**** Exercise materials

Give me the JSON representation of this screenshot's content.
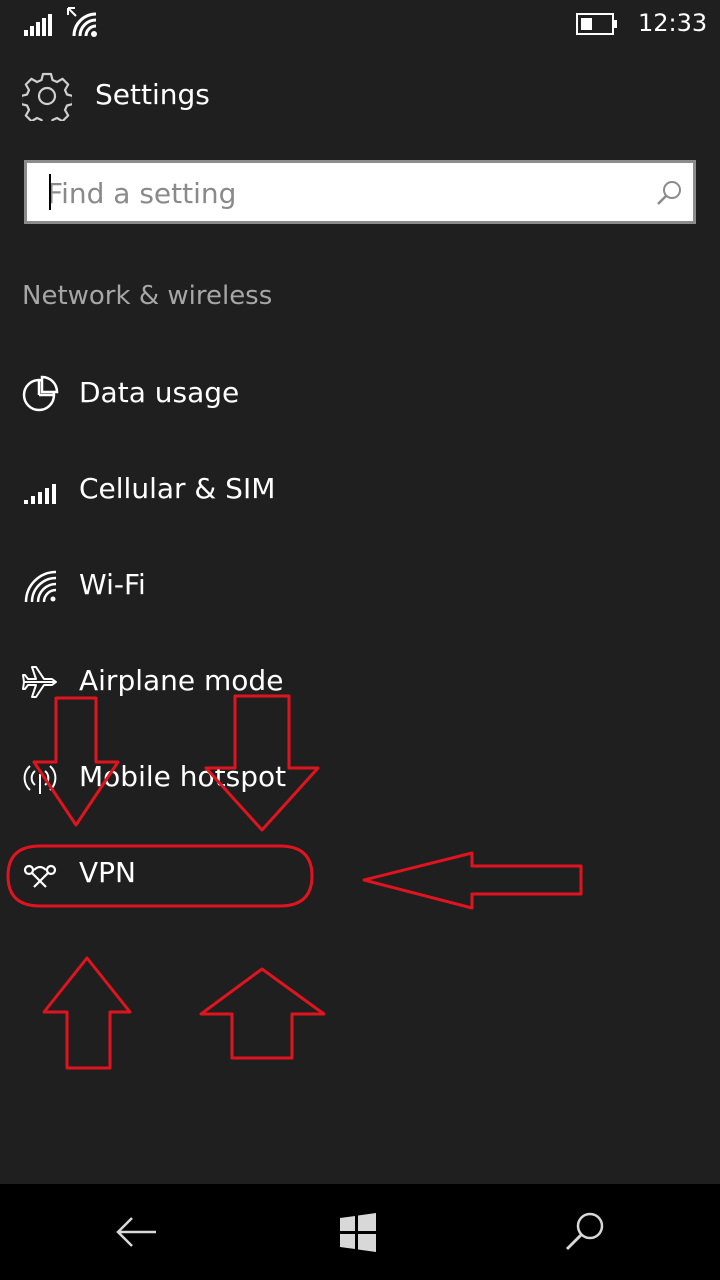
{
  "status_bar": {
    "time": "12:33",
    "signal_icon": "signal-bars-icon",
    "wifi_icon": "wifi-icon",
    "battery_icon": "battery-icon"
  },
  "header": {
    "icon": "gear-icon",
    "title": "Settings"
  },
  "search": {
    "placeholder": "Find a setting",
    "value": "",
    "icon": "search-icon"
  },
  "section": {
    "title": "Network & wireless"
  },
  "items": [
    {
      "label": "Data usage",
      "icon": "pie-chart-icon"
    },
    {
      "label": "Cellular & SIM",
      "icon": "signal-bars-icon"
    },
    {
      "label": "Wi-Fi",
      "icon": "wifi-icon"
    },
    {
      "label": "Airplane mode",
      "icon": "airplane-icon"
    },
    {
      "label": "Mobile hotspot",
      "icon": "hotspot-icon"
    },
    {
      "label": "VPN",
      "icon": "vpn-icon"
    }
  ],
  "navbar": {
    "back_icon": "back-arrow-icon",
    "home_icon": "windows-start-icon",
    "search_icon": "search-icon"
  },
  "colors": {
    "background": "#1f1f1f",
    "navbar": "#000000",
    "secondary_text": "#a6a6a6",
    "annotation": "#e0141e"
  }
}
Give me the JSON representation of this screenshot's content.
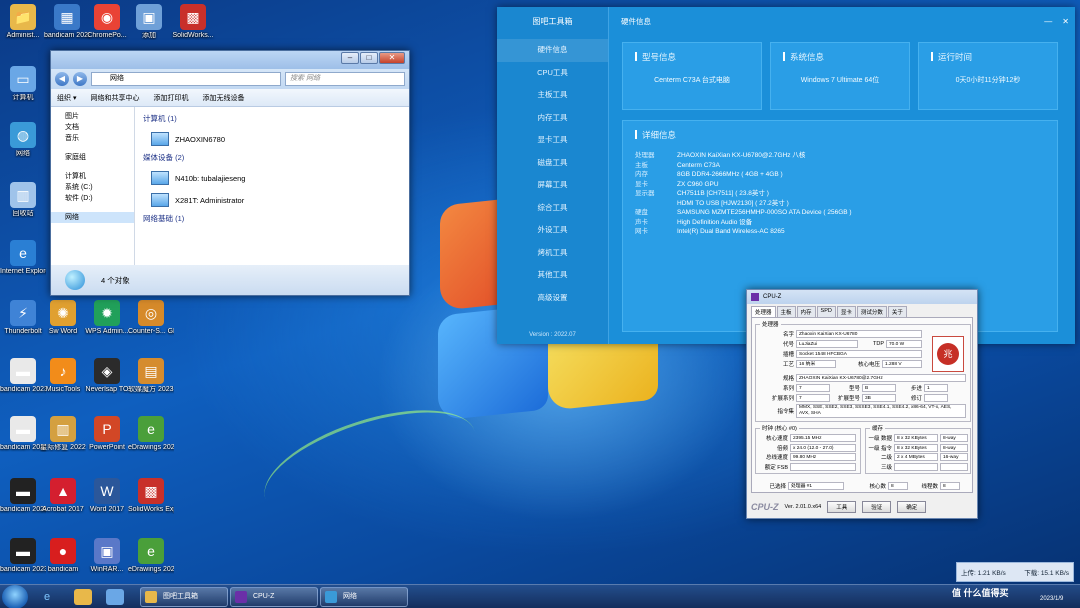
{
  "desktop": {
    "icons": [
      {
        "label": "Administ...",
        "glyph": "📁",
        "color": "#e8b84a"
      },
      {
        "label": "bandicam 2023-01-0...",
        "glyph": "▦",
        "color": "#3a79c8"
      },
      {
        "label": "ChromePo...",
        "glyph": "◉",
        "color": "#e94335"
      },
      {
        "label": "添加",
        "glyph": "▣",
        "color": "#6fa0d8"
      },
      {
        "label": "SolidWorks...",
        "glyph": "▩",
        "color": "#c8302a"
      },
      {
        "label": "计算机",
        "glyph": "▭",
        "color": "#6aa7e6"
      },
      {
        "label": "网络",
        "glyph": "◍",
        "color": "#3a9ad8"
      },
      {
        "label": "回收站",
        "glyph": "▥",
        "color": "#9fc3ea"
      },
      {
        "label": "Internet Explorer",
        "glyph": "e",
        "color": "#2a7fd4"
      },
      {
        "label": "Thunderbolt",
        "glyph": "⚡",
        "color": "#3f83d6"
      },
      {
        "label": "Sw Word",
        "glyph": "✺",
        "color": "#e0a030"
      },
      {
        "label": "WPS Admin...",
        "glyph": "✹",
        "color": "#21a05a"
      },
      {
        "label": "Counter-S... Global Off...",
        "glyph": "◎",
        "color": "#d68a2a"
      },
      {
        "label": "bandicam 2023-01-0...",
        "glyph": "▬",
        "color": "#e9e9e9"
      },
      {
        "label": "MusicTools",
        "glyph": "♪",
        "color": "#f28c1a"
      },
      {
        "label": "Neverlsap TO",
        "glyph": "◈",
        "color": "#2b2b2b"
      },
      {
        "label": "软媒魔方 2023...",
        "glyph": "▤",
        "color": "#d58c2e"
      },
      {
        "label": "bandicam 2023-01-0...",
        "glyph": "▬",
        "color": "#e9e9e9"
      },
      {
        "label": "星际修复 2022",
        "glyph": "▥",
        "color": "#d4a040"
      },
      {
        "label": "PowerPoint",
        "glyph": "P",
        "color": "#d24726"
      },
      {
        "label": "eDrawings 2023 x64...",
        "glyph": "e",
        "color": "#4a9f3a"
      },
      {
        "label": "bandicam 2023-01-0...",
        "glyph": "▬",
        "color": "#222"
      },
      {
        "label": "Acrobat 2017",
        "glyph": "▲",
        "color": "#d41f2f"
      },
      {
        "label": "Word 2017",
        "glyph": "W",
        "color": "#2b579a"
      },
      {
        "label": "SolidWorks Explorer...",
        "glyph": "▩",
        "color": "#c8302a"
      },
      {
        "label": "bandicam 2023-01-0...",
        "glyph": "▬",
        "color": "#222"
      },
      {
        "label": "bandicam",
        "glyph": "●",
        "color": "#d81e1e"
      },
      {
        "label": "WinRAR...",
        "glyph": "▣",
        "color": "#5a78c8"
      },
      {
        "label": "eDrawings 2023",
        "glyph": "e",
        "color": "#4a9f3a"
      }
    ]
  },
  "explorer": {
    "address": "网络",
    "search_placeholder": "搜索 网络",
    "toolbar": [
      "组织 ▾",
      "网络和共享中心",
      "添加打印机",
      "添加无线设备"
    ],
    "nav": [
      "图片",
      "文档",
      "音乐",
      "家庭组",
      "计算机",
      "系统 (C:)",
      "软件 (D:)",
      "网络"
    ],
    "groups": [
      {
        "title": "计算机 (1)",
        "items": [
          "ZHAOXIN6780"
        ]
      },
      {
        "title": "媒体设备 (2)",
        "items": [
          "N410b: tubalajieseng",
          "X281T: Administrator"
        ]
      },
      {
        "title": "网络基础 (1)",
        "items": []
      }
    ],
    "status": "4 个对象"
  },
  "toolbox": {
    "app_title": "图吧工具箱",
    "page_title": "硬件信息",
    "window_buttons": [
      "—",
      "✕"
    ],
    "menu": [
      "硬件信息",
      "CPU工具",
      "主板工具",
      "内存工具",
      "显卡工具",
      "磁盘工具",
      "屏幕工具",
      "综合工具",
      "外设工具",
      "烤机工具",
      "其他工具",
      "高级设置"
    ],
    "version": "Version : 2022.07",
    "cards": [
      {
        "title": "型号信息",
        "value": "Centerm C73A  台式电脑"
      },
      {
        "title": "系统信息",
        "value": "Windows 7 Ultimate 64位"
      },
      {
        "title": "运行时间",
        "value": "0天0小时11分钟12秒"
      }
    ],
    "detail_title": "详细信息",
    "details": [
      {
        "k": "处理器",
        "v": "ZHAOXIN KaiXian KX-U6780@2.7GHz 八核"
      },
      {
        "k": "主板",
        "v": "Centerm C73A"
      },
      {
        "k": "内存",
        "v": "8GB DDR4-2666MHz ( 4GB + 4GB )"
      },
      {
        "k": "显卡",
        "v": "ZX C960 GPU"
      },
      {
        "k": "显示器",
        "v": "CH7511B [CH7511] ( 23.8英寸 )"
      },
      {
        "k": "",
        "v": "HDMI TO USB [HJW2130] ( 27.2英寸 )"
      },
      {
        "k": "硬盘",
        "v": "SAMSUNG MZMTE256HMHP-000SO ATA Device ( 256GB )"
      },
      {
        "k": "声卡",
        "v": "High Definition Audio 设备"
      },
      {
        "k": "网卡",
        "v": "Intel(R) Dual Band Wireless-AC 8265"
      }
    ]
  },
  "cpuz": {
    "title": "CPU-Z",
    "tabs": [
      "处理器",
      "主板",
      "内存",
      "SPD",
      "显卡",
      "测试分数",
      "关于"
    ],
    "processor_label": "处理器",
    "rows": {
      "name_k": "名字",
      "name_v": "Zhaoxin KaiXian KX-U6780",
      "code_k": "代号",
      "code_v": "LuJiaZui",
      "tdp_k": "TDP",
      "tdp_v": "70.0 W",
      "socket_k": "插槽",
      "socket_v": "Socket 1548 HFCBGA",
      "tech_k": "工艺",
      "tech_v": "16 纳米",
      "volt_k": "核心电压",
      "volt_v": "1.288 V",
      "spec_k": "规格",
      "spec_v": "ZHAOXIN KaiXian KX-U6780@2.7GHz",
      "family_k": "系列",
      "family_v": "7",
      "model_k": "型号",
      "model_v": "B",
      "step_k": "步进",
      "step_v": "1",
      "extfam_k": "扩展系列",
      "extfam_v": "7",
      "extmod_k": "扩展型号",
      "extmod_v": "3B",
      "rev_k": "修订",
      "rev_v": "",
      "instr_k": "指令集",
      "instr_v": "MMX, SSE, SSE2, SSE3, SSSE3, SSE4.1, SSE4.2, x86-64, VT-x, AES, AVX, SHA"
    },
    "clocks_label": "时钟 (核心 #0)",
    "clocks": [
      {
        "k": "核心速度",
        "v": "2395.15 MHz"
      },
      {
        "k": "倍频",
        "v": "x 24.0 (12.0 - 27.0)"
      },
      {
        "k": "总线速度",
        "v": "99.80 MHz"
      },
      {
        "k": "额定 FSB",
        "v": ""
      }
    ],
    "cache_label": "缓存",
    "cache": [
      {
        "k": "一级 数据",
        "v": "8 x 32 KBytes",
        "w": "8-way"
      },
      {
        "k": "一级 指令",
        "v": "8 x 32 KBytes",
        "w": "8-way"
      },
      {
        "k": "二级",
        "v": "2 x 4 MBytes",
        "w": "16-way"
      },
      {
        "k": "三级",
        "v": "",
        "w": ""
      }
    ],
    "selected_k": "已选择",
    "selected_v": "处理器 #1",
    "cores_k": "核心数",
    "cores_v": "8",
    "threads_k": "线程数",
    "threads_v": "8",
    "brand": "CPU-Z",
    "version": "Ver. 2.01.0.x64",
    "tools_btn": "工具",
    "validate_btn": "验证",
    "ok_btn": "确定"
  },
  "taskbar": {
    "tasks": [
      "图吧工具箱",
      "CPU-Z",
      "网络"
    ],
    "upload": "上传: 1.21 KB/s",
    "download": "下载: 15.1 KB/s",
    "watermark": "值 什么值得买",
    "date": "2023/1/9"
  }
}
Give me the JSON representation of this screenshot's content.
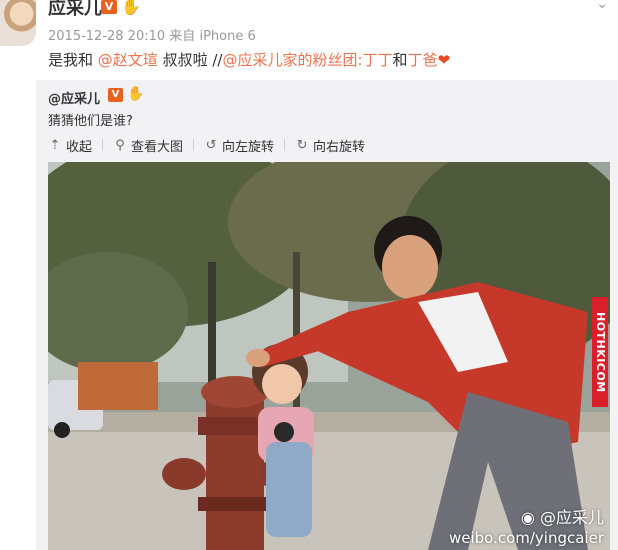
{
  "post": {
    "username": "应采儿",
    "verified_badge": "V",
    "member_badge": "heart-hand-badge",
    "timestamp": "2015-12-28 20:10",
    "source_prefix": "来自",
    "source_device": "iPhone 6",
    "text_lead": "是我和",
    "mention_1": "@赵文瑄",
    "text_middle": " 叔叔啦 //",
    "mention_2": "@应采儿家的粉丝团:丁丁",
    "text_and": "和",
    "mention_3": "丁爸",
    "heart": "❤"
  },
  "repost": {
    "username": "@应采儿",
    "verified_badge": "V",
    "text": "猜猜他们是谁?",
    "toolbar": {
      "collapse": "收起",
      "view_large": "查看大图",
      "rotate_left": "向左旋转",
      "rotate_right": "向右旋转"
    }
  },
  "photo": {
    "watermark_site": "HOTHKICOM",
    "watermark_user": "@应采儿",
    "watermark_url": "weibo.com/yingcaier"
  },
  "colors": {
    "link": "#eb7350",
    "badge": "#e8611f",
    "repost_bg": "#f2f2f5"
  }
}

********

▶ What you need to do:
Find the lines of the material that hold the word "signal" and report their count alone.

▶ Right answer:
2